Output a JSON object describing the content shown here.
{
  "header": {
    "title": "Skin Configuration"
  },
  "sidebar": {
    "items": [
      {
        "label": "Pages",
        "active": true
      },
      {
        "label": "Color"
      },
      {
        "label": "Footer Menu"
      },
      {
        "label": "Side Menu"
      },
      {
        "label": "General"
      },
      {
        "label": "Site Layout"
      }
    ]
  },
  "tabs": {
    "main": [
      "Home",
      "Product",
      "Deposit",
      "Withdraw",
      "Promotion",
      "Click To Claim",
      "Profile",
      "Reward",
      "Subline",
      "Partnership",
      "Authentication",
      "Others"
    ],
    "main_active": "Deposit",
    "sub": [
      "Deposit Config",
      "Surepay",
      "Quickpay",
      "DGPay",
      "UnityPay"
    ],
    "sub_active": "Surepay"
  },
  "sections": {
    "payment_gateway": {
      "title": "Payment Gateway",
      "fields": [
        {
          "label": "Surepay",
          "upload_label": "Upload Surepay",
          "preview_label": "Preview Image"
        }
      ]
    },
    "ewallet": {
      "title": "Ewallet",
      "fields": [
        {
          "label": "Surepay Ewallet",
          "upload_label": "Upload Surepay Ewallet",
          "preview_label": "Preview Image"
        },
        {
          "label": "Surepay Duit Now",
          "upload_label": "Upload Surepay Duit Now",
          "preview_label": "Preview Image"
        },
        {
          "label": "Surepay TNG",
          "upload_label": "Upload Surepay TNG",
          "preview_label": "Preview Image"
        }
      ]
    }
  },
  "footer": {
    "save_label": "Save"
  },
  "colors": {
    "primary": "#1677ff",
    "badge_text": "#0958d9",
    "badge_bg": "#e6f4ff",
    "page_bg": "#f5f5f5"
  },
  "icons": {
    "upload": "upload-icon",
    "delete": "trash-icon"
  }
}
——
* _WHAT IS BEING ASKED_:
Write the entries again, exactly as they stand.

* _REPLY TO THE EXERCISE_:
Output a JSON object describing the content shown here.
{
  "header": {
    "title": "Skin Configuration"
  },
  "sidebar": {
    "items": [
      {
        "label": "Pages",
        "active": true
      },
      {
        "label": "Color"
      },
      {
        "label": "Footer Menu"
      },
      {
        "label": "Side Menu"
      },
      {
        "label": "General"
      },
      {
        "label": "Site Layout"
      }
    ]
  },
  "tabs": {
    "main": [
      "Home",
      "Product",
      "Deposit",
      "Withdraw",
      "Promotion",
      "Click To Claim",
      "Profile",
      "Reward",
      "Subline",
      "Partnership",
      "Authentication",
      "Others"
    ],
    "main_active": "Deposit",
    "sub": [
      "Deposit Config",
      "Surepay",
      "Quickpay",
      "DGPay",
      "UnityPay"
    ],
    "sub_active": "Surepay"
  },
  "sections": {
    "payment_gateway": {
      "title": "Payment Gateway",
      "fields": [
        {
          "label": "Surepay",
          "upload_label": "Upload Surepay",
          "preview_label": "Preview Image"
        }
      ]
    },
    "ewallet": {
      "title": "Ewallet",
      "fields": [
        {
          "label": "Surepay Ewallet",
          "upload_label": "Upload Surepay Ewallet",
          "preview_label": "Preview Image"
        },
        {
          "label": "Surepay Duit Now",
          "upload_label": "Upload Surepay Duit Now",
          "preview_label": "Preview Image"
        },
        {
          "label": "Surepay TNG",
          "upload_label": "Upload Surepay TNG",
          "preview_label": "Preview Image"
        }
      ]
    }
  },
  "footer": {
    "save_label": "Save"
  },
  "colors": {
    "primary": "#1677ff",
    "badge_text": "#0958d9",
    "badge_bg": "#e6f4ff",
    "page_bg": "#f5f5f5"
  },
  "icons": {
    "upload": "upload-icon",
    "delete": "trash-icon"
  }
}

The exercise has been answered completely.